- **Data excerpts**
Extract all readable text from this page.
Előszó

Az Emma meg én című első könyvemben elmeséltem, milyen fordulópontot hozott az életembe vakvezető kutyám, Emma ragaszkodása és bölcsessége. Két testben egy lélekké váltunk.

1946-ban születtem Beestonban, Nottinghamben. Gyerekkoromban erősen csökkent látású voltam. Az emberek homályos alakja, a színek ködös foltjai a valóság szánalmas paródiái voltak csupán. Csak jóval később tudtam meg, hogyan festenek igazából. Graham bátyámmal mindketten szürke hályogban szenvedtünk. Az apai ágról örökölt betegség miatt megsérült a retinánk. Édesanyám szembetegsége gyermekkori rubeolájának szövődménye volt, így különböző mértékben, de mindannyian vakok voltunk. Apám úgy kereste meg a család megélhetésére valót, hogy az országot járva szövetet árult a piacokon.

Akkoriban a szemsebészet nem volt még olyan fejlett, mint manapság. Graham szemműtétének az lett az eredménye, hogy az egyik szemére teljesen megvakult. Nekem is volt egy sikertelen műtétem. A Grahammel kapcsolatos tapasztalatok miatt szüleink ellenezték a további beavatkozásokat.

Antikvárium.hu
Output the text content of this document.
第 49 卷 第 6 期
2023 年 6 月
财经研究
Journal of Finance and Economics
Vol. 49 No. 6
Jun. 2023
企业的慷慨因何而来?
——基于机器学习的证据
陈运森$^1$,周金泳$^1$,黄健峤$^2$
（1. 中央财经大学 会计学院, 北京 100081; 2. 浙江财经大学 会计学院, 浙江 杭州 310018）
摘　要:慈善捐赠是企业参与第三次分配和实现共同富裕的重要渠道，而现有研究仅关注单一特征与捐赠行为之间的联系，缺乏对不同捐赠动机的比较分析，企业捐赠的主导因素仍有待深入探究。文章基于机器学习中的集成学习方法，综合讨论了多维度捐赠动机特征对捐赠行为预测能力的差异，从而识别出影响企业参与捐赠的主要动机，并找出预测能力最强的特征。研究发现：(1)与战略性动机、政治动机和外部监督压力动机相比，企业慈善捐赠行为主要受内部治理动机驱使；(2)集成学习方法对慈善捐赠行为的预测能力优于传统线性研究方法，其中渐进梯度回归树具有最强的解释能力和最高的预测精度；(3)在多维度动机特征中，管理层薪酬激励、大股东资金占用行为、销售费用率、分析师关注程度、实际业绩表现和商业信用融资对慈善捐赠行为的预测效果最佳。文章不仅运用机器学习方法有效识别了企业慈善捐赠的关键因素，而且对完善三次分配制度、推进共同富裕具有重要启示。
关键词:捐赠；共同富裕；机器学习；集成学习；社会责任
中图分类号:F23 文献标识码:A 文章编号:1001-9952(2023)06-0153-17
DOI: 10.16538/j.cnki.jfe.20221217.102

- **Exercise**
Please quote nothing but the lines from the line with "Output the text content of this document." through the end of the data above, exactly as written, ends included.

- **Written response**
Output the text content of this document.
第 49 卷 第 6 期
2023 年 6 月
财经研究
Journal of Finance and Economics
Vol. 49 No. 6
Jun. 2023
企业的慷慨因何而来?
——基于机器学习的证据
陈运森$^1$,周金泳$^1$,黄健峤$^2$
（1. 中央财经大学 会计学院, 北京 100081; 2. 浙江财经大学 会计学院, 浙江 杭州 310018）
摘　要:慈善捐赠是企业参与第三次分配和实现共同富裕的重要渠道，而现有研究仅关注单一特征与捐赠行为之间的联系，缺乏对不同捐赠动机的比较分析，企业捐赠的主导因素仍有待深入探究。文章基于机器学习中的集成学习方法，综合讨论了多维度捐赠动机特征对捐赠行为预测能力的差异，从而识别出影响企业参与捐赠的主要动机，并找出预测能力最强的特征。研究发现：(1)与战略性动机、政治动机和外部监督压力动机相比，企业慈善捐赠行为主要受内部治理动机驱使；(2)集成学习方法对慈善捐赠行为的预测能力优于传统线性研究方法，其中渐进梯度回归树具有最强的解释能力和最高的预测精度；(3)在多维度动机特征中，管理层薪酬激励、大股东资金占用行为、销售费用率、分析师关注程度、实际业绩表现和商业信用融资对慈善捐赠行为的预测效果最佳。文章不仅运用机器学习方法有效识别了企业慈善捐赠的关键因素，而且对完善三次分配制度、推进共同富裕具有重要启示。
关键词:捐赠；共同富裕；机器学习；集成学习；社会责任
中图分类号:F23 文献标识码:A 文章编号:1001-9952(2023)06-0153-17
DOI: 10.16538/j.cnki.jfe.20221217.102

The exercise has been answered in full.